**Written exercise**: Would you copy out the whole listing exactly as given?

[Data listing]
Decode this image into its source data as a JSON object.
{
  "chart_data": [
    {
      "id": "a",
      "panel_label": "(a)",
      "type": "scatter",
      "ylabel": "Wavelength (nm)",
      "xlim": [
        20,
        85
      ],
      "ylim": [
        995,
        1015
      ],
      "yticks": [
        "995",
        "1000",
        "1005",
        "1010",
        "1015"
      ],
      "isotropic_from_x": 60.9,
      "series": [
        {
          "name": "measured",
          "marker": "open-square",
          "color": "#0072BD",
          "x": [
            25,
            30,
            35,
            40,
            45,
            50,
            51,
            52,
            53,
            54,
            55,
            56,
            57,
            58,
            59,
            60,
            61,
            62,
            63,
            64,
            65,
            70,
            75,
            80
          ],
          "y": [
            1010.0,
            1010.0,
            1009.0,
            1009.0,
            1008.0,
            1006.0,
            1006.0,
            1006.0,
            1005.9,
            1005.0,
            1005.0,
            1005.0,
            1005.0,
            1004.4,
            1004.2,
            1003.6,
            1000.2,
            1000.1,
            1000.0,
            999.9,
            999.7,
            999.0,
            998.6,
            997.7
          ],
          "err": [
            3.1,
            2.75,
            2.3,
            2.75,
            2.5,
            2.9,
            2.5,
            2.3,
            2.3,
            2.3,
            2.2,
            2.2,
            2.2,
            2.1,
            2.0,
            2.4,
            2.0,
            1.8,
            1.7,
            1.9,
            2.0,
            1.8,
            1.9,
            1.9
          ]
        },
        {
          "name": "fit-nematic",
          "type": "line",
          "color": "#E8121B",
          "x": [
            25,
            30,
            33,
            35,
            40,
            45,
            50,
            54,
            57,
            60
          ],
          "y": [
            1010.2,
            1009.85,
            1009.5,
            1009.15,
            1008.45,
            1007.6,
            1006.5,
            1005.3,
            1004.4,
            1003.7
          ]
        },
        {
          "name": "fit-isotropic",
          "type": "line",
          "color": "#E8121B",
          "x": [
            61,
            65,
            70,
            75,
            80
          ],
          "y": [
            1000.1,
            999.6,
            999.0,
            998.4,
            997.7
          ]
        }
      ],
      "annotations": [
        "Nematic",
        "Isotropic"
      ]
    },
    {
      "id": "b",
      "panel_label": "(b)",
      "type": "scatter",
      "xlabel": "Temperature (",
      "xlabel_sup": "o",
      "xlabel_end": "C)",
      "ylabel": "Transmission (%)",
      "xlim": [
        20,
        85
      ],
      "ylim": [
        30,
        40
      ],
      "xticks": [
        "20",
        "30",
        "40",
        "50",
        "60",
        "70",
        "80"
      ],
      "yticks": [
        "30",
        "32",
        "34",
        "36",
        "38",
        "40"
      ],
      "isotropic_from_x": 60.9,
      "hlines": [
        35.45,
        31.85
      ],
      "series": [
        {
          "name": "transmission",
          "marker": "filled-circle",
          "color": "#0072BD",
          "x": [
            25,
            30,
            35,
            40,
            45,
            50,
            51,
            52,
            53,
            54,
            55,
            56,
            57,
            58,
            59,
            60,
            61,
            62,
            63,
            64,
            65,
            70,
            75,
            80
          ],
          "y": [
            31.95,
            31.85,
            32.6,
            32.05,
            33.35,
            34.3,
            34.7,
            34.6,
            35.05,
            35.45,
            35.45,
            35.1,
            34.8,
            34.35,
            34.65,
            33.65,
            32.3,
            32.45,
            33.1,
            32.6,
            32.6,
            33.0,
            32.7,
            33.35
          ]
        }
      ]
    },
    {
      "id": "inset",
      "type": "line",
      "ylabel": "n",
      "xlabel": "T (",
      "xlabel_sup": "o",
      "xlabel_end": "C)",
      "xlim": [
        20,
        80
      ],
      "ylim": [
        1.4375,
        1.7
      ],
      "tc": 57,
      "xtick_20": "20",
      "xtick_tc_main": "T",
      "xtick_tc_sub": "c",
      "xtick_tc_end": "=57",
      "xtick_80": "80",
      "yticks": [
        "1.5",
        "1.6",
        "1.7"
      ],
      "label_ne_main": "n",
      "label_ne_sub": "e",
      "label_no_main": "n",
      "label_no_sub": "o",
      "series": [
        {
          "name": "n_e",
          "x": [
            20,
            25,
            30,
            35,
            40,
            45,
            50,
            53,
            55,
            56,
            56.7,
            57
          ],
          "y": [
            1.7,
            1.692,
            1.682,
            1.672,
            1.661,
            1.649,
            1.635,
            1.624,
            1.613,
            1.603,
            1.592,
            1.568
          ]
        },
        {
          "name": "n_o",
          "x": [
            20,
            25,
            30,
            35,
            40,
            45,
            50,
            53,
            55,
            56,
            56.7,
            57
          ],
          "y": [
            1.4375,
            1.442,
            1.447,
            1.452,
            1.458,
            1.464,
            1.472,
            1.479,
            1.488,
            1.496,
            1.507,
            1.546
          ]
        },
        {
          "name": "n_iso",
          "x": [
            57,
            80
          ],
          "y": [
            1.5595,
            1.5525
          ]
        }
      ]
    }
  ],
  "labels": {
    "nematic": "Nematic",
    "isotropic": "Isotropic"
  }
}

**Written solution**:
Decode this image into its source data as a JSON object.
{
  "chart_data": [
    {
      "id": "a",
      "panel_label": "(a)",
      "type": "scatter",
      "ylabel": "Wavelength (nm)",
      "xlim": [
        20,
        85
      ],
      "ylim": [
        995,
        1015
      ],
      "yticks": [
        "995",
        "1000",
        "1005",
        "1010",
        "1015"
      ],
      "isotropic_from_x": 60.9,
      "series": [
        {
          "name": "measured",
          "marker": "open-square",
          "color": "#0072BD",
          "x": [
            25,
            30,
            35,
            40,
            45,
            50,
            51,
            52,
            53,
            54,
            55,
            56,
            57,
            58,
            59,
            60,
            61,
            62,
            63,
            64,
            65,
            70,
            75,
            80
          ],
          "y": [
            1010.0,
            1010.0,
            1009.0,
            1009.0,
            1008.0,
            1006.0,
            1006.0,
            1006.0,
            1005.9,
            1005.0,
            1005.0,
            1005.0,
            1005.0,
            1004.4,
            1004.2,
            1003.6,
            1000.2,
            1000.1,
            1000.0,
            999.9,
            999.7,
            999.0,
            998.6,
            997.7
          ],
          "err": [
            3.1,
            2.75,
            2.3,
            2.75,
            2.5,
            2.9,
            2.5,
            2.3,
            2.3,
            2.3,
            2.2,
            2.2,
            2.2,
            2.1,
            2.0,
            2.4,
            2.0,
            1.8,
            1.7,
            1.9,
            2.0,
            1.8,
            1.9,
            1.9
          ]
        },
        {
          "name": "fit-nematic",
          "type": "line",
          "color": "#E8121B",
          "x": [
            25,
            30,
            33,
            35,
            40,
            45,
            50,
            54,
            57,
            60
          ],
          "y": [
            1010.2,
            1009.85,
            1009.5,
            1009.15,
            1008.45,
            1007.6,
            1006.5,
            1005.3,
            1004.4,
            1003.7
          ]
        },
        {
          "name": "fit-isotropic",
          "type": "line",
          "color": "#E8121B",
          "x": [
            61,
            65,
            70,
            75,
            80
          ],
          "y": [
            1000.1,
            999.6,
            999.0,
            998.4,
            997.7
          ]
        }
      ],
      "annotations": [
        "Nematic",
        "Isotropic"
      ]
    },
    {
      "id": "b",
      "panel_label": "(b)",
      "type": "scatter",
      "xlabel": "Temperature (",
      "xlabel_sup": "o",
      "xlabel_end": "C)",
      "ylabel": "Transmission (%)",
      "xlim": [
        20,
        85
      ],
      "ylim": [
        30,
        40
      ],
      "xticks": [
        "20",
        "30",
        "40",
        "50",
        "60",
        "70",
        "80"
      ],
      "yticks": [
        "30",
        "32",
        "34",
        "36",
        "38",
        "40"
      ],
      "isotropic_from_x": 60.9,
      "hlines": [
        35.45,
        31.85
      ],
      "series": [
        {
          "name": "transmission",
          "marker": "filled-circle",
          "color": "#0072BD",
          "x": [
            25,
            30,
            35,
            40,
            45,
            50,
            51,
            52,
            53,
            54,
            55,
            56,
            57,
            58,
            59,
            60,
            61,
            62,
            63,
            64,
            65,
            70,
            75,
            80
          ],
          "y": [
            31.95,
            31.85,
            32.6,
            32.05,
            33.35,
            34.3,
            34.7,
            34.6,
            35.05,
            35.45,
            35.45,
            35.1,
            34.8,
            34.35,
            34.65,
            33.65,
            32.3,
            32.45,
            33.1,
            32.6,
            32.6,
            33.0,
            32.7,
            33.35
          ]
        }
      ]
    },
    {
      "id": "inset",
      "type": "line",
      "ylabel": "n",
      "xlabel": "T (",
      "xlabel_sup": "o",
      "xlabel_end": "C)",
      "xlim": [
        20,
        80
      ],
      "ylim": [
        1.4375,
        1.7
      ],
      "tc": 57,
      "xtick_20": "20",
      "xtick_tc_main": "T",
      "xtick_tc_sub": "c",
      "xtick_tc_end": "=57",
      "xtick_80": "80",
      "yticks": [
        "1.5",
        "1.6",
        "1.7"
      ],
      "label_ne_main": "n",
      "label_ne_sub": "e",
      "label_no_main": "n",
      "label_no_sub": "o",
      "series": [
        {
          "name": "n_e",
          "x": [
            20,
            25,
            30,
            35,
            40,
            45,
            50,
            53,
            55,
            56,
            56.7,
            57
          ],
          "y": [
            1.7,
            1.692,
            1.682,
            1.672,
            1.661,
            1.649,
            1.635,
            1.624,
            1.613,
            1.603,
            1.592,
            1.568
          ]
        },
        {
          "name": "n_o",
          "x": [
            20,
            25,
            30,
            35,
            40,
            45,
            50,
            53,
            55,
            56,
            56.7,
            57
          ],
          "y": [
            1.4375,
            1.442,
            1.447,
            1.452,
            1.458,
            1.464,
            1.472,
            1.479,
            1.488,
            1.496,
            1.507,
            1.546
          ]
        },
        {
          "name": "n_iso",
          "x": [
            57,
            80
          ],
          "y": [
            1.5595,
            1.5525
          ]
        }
      ]
    }
  ],
  "labels": {
    "nematic": "Nematic",
    "isotropic": "Isotropic"
  }
}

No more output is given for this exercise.